» Exercise prompt:
Switch each "y-tick" in the material below to "axis-tick", and give all the lines back with nothing else altered.

++++++++

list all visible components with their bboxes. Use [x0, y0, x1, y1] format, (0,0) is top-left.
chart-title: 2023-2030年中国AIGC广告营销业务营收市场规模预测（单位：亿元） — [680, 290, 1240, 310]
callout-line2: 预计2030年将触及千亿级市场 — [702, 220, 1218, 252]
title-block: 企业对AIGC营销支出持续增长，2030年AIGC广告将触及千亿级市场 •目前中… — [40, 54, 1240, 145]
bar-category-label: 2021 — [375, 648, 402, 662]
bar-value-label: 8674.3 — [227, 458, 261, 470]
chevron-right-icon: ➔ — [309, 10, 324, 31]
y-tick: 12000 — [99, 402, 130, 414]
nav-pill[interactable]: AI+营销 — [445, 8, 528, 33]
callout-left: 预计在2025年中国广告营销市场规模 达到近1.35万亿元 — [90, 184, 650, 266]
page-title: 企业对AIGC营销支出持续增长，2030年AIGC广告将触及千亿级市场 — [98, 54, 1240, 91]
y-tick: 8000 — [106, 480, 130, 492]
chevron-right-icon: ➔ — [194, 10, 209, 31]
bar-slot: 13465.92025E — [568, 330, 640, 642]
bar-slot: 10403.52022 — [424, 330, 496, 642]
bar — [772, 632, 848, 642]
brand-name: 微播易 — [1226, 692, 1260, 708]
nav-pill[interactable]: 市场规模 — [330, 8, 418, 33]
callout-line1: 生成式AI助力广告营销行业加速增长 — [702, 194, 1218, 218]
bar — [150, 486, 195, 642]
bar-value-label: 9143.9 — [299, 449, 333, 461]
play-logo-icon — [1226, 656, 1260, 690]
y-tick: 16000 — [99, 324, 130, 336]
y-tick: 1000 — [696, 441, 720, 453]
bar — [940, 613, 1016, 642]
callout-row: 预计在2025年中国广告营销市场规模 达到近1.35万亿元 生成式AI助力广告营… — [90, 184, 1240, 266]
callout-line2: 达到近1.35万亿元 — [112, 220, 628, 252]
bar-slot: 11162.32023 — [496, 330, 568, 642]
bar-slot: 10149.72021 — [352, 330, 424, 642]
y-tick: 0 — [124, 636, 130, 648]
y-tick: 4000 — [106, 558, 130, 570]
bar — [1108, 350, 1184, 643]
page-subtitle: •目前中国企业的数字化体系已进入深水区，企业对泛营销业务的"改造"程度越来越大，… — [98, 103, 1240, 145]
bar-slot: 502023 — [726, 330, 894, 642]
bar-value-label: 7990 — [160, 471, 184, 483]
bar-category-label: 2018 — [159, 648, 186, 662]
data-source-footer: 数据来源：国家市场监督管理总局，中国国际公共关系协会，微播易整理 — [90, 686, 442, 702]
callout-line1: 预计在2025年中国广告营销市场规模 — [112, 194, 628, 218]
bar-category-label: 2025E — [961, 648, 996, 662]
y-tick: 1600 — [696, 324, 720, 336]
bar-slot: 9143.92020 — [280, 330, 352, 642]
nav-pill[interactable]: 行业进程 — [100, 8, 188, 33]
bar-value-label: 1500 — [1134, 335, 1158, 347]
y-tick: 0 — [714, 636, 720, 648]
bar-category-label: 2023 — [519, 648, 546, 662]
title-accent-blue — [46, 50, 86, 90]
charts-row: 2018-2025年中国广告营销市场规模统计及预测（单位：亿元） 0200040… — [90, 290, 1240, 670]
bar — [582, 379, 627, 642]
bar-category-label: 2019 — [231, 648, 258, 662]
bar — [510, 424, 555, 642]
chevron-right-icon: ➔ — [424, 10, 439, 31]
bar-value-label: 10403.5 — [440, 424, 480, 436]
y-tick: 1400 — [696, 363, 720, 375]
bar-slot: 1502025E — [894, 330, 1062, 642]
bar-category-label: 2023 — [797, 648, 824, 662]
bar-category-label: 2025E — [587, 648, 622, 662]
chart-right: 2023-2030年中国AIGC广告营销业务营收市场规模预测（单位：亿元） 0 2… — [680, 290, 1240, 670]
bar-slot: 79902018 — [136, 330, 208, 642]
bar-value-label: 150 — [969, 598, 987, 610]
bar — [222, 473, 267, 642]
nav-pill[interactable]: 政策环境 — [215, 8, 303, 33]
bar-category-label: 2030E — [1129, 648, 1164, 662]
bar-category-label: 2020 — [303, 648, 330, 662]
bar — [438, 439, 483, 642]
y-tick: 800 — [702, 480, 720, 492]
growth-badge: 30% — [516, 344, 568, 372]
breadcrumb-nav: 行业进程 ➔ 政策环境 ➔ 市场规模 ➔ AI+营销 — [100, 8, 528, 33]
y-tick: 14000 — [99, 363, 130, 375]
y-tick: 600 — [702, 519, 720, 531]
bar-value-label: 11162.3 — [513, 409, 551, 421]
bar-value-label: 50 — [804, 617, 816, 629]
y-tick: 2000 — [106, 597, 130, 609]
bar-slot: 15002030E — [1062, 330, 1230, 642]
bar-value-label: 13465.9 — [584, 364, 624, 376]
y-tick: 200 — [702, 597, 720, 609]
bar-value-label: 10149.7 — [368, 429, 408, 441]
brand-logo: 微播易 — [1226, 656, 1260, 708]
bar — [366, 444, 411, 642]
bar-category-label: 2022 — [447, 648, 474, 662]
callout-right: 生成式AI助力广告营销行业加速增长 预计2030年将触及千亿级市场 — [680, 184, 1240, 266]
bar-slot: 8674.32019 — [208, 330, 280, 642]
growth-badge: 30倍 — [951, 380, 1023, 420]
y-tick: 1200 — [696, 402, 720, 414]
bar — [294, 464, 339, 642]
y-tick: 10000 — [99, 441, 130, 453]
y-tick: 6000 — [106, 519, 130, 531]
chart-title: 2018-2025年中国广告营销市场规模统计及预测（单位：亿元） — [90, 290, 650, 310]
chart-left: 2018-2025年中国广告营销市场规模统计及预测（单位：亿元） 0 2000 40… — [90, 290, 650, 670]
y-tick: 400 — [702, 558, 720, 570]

++++++++

» Written response:
list all visible components with their bboxes. Use [x0, y0, x1, y1] format, (0,0) is top-left.
chart-title: 2023-2030年中国AIGC广告营销业务营收市场规模预测（单位：亿元） — [680, 290, 1240, 310]
callout-line2: 预计2030年将触及千亿级市场 — [702, 220, 1218, 252]
title-block: 企业对AIGC营销支出持续增长，2030年AIGC广告将触及千亿级市场 •目前中… — [40, 54, 1240, 145]
bar-category-label: 2021 — [375, 648, 402, 662]
bar-value-label: 8674.3 — [227, 458, 261, 470]
chevron-right-icon: ➔ — [309, 10, 324, 31]
axis-tick: 12000 — [99, 402, 130, 414]
nav-pill[interactable]: AI+营销 — [445, 8, 528, 33]
callout-left: 预计在2025年中国广告营销市场规模 达到近1.35万亿元 — [90, 184, 650, 266]
page-title: 企业对AIGC营销支出持续增长，2030年AIGC广告将触及千亿级市场 — [98, 54, 1240, 91]
axis-tick: 8000 — [106, 480, 130, 492]
chevron-right-icon: ➔ — [194, 10, 209, 31]
bar-slot: 13465.92025E — [568, 330, 640, 642]
bar-slot: 10403.52022 — [424, 330, 496, 642]
bar — [772, 632, 848, 642]
brand-name: 微播易 — [1226, 692, 1260, 708]
nav-pill[interactable]: 市场规模 — [330, 8, 418, 33]
callout-line1: 生成式AI助力广告营销行业加速增长 — [702, 194, 1218, 218]
bar — [150, 486, 195, 642]
bar-value-label: 9143.9 — [299, 449, 333, 461]
play-logo-icon — [1226, 656, 1260, 690]
axis-tick: 16000 — [99, 324, 130, 336]
axis-tick: 1000 — [696, 441, 720, 453]
bar — [940, 613, 1016, 642]
callout-row: 预计在2025年中国广告营销市场规模 达到近1.35万亿元 生成式AI助力广告营… — [90, 184, 1240, 266]
callout-line2: 达到近1.35万亿元 — [112, 220, 628, 252]
bar-slot: 11162.32023 — [496, 330, 568, 642]
bar-slot: 10149.72021 — [352, 330, 424, 642]
axis-tick: 0 — [124, 636, 130, 648]
axis-tick: 4000 — [106, 558, 130, 570]
bar — [1108, 350, 1184, 643]
page-subtitle: •目前中国企业的数字化体系已进入深水区，企业对泛营销业务的"改造"程度越来越大，… — [98, 103, 1240, 145]
bar-slot: 502023 — [726, 330, 894, 642]
bar-value-label: 7990 — [160, 471, 184, 483]
bar-category-label: 2018 — [159, 648, 186, 662]
data-source-footer: 数据来源：国家市场监督管理总局，中国国际公共关系协会，微播易整理 — [90, 686, 442, 702]
callout-line1: 预计在2025年中国广告营销市场规模 — [112, 194, 628, 218]
bar-category-label: 2025E — [961, 648, 996, 662]
axis-tick: 1600 — [696, 324, 720, 336]
bar-slot: 9143.92020 — [280, 330, 352, 642]
nav-pill[interactable]: 行业进程 — [100, 8, 188, 33]
bar-value-label: 1500 — [1134, 335, 1158, 347]
axis-tick: 0 — [714, 636, 720, 648]
bar-category-label: 2023 — [519, 648, 546, 662]
title-accent-blue — [46, 50, 86, 90]
charts-row: 2018-2025年中国广告营销市场规模统计及预测（单位：亿元） 0200040… — [90, 290, 1240, 670]
bar — [582, 379, 627, 642]
bar-category-label: 2019 — [231, 648, 258, 662]
bar — [510, 424, 555, 642]
chevron-right-icon: ➔ — [424, 10, 439, 31]
bar-value-label: 10403.5 — [440, 424, 480, 436]
axis-tick: 1400 — [696, 363, 720, 375]
bar-slot: 1502025E — [894, 330, 1062, 642]
bar-category-label: 2023 — [797, 648, 824, 662]
bar-category-label: 2025E — [587, 648, 622, 662]
chart-right: 2023-2030年中国AIGC广告营销业务营收市场规模预测（单位：亿元） 0 2… — [680, 290, 1240, 670]
bar-slot: 79902018 — [136, 330, 208, 642]
bar-value-label: 150 — [969, 598, 987, 610]
bar — [222, 473, 267, 642]
nav-pill[interactable]: 政策环境 — [215, 8, 303, 33]
bar-category-label: 2030E — [1129, 648, 1164, 662]
bar-category-label: 2020 — [303, 648, 330, 662]
bar — [438, 439, 483, 642]
axis-tick: 800 — [702, 480, 720, 492]
growth-badge: 30% — [516, 344, 568, 372]
breadcrumb-nav: 行业进程 ➔ 政策环境 ➔ 市场规模 ➔ AI+营销 — [100, 8, 528, 33]
axis-tick: 14000 — [99, 363, 130, 375]
axis-tick: 600 — [702, 519, 720, 531]
bar-value-label: 11162.3 — [513, 409, 551, 421]
bar-value-label: 50 — [804, 617, 816, 629]
axis-tick: 2000 — [106, 597, 130, 609]
bar-slot: 15002030E — [1062, 330, 1230, 642]
bar-value-label: 13465.9 — [584, 364, 624, 376]
axis-tick: 200 — [702, 597, 720, 609]
bar-value-label: 10149.7 — [368, 429, 408, 441]
brand-logo: 微播易 — [1226, 656, 1260, 708]
bar — [366, 444, 411, 642]
bar-category-label: 2022 — [447, 648, 474, 662]
callout-right: 生成式AI助力广告营销行业加速增长 预计2030年将触及千亿级市场 — [680, 184, 1240, 266]
bar-slot: 8674.32019 — [208, 330, 280, 642]
growth-badge: 30倍 — [951, 380, 1023, 420]
axis-tick: 1200 — [696, 402, 720, 414]
bar — [294, 464, 339, 642]
axis-tick: 10000 — [99, 441, 130, 453]
axis-tick: 6000 — [106, 519, 130, 531]
chart-title: 2018-2025年中国广告营销市场规模统计及预测（单位：亿元） — [90, 290, 650, 310]
chart-left: 2018-2025年中国广告营销市场规模统计及预测（单位：亿元） 0 2000 40… — [90, 290, 650, 670]
axis-tick: 400 — [702, 558, 720, 570]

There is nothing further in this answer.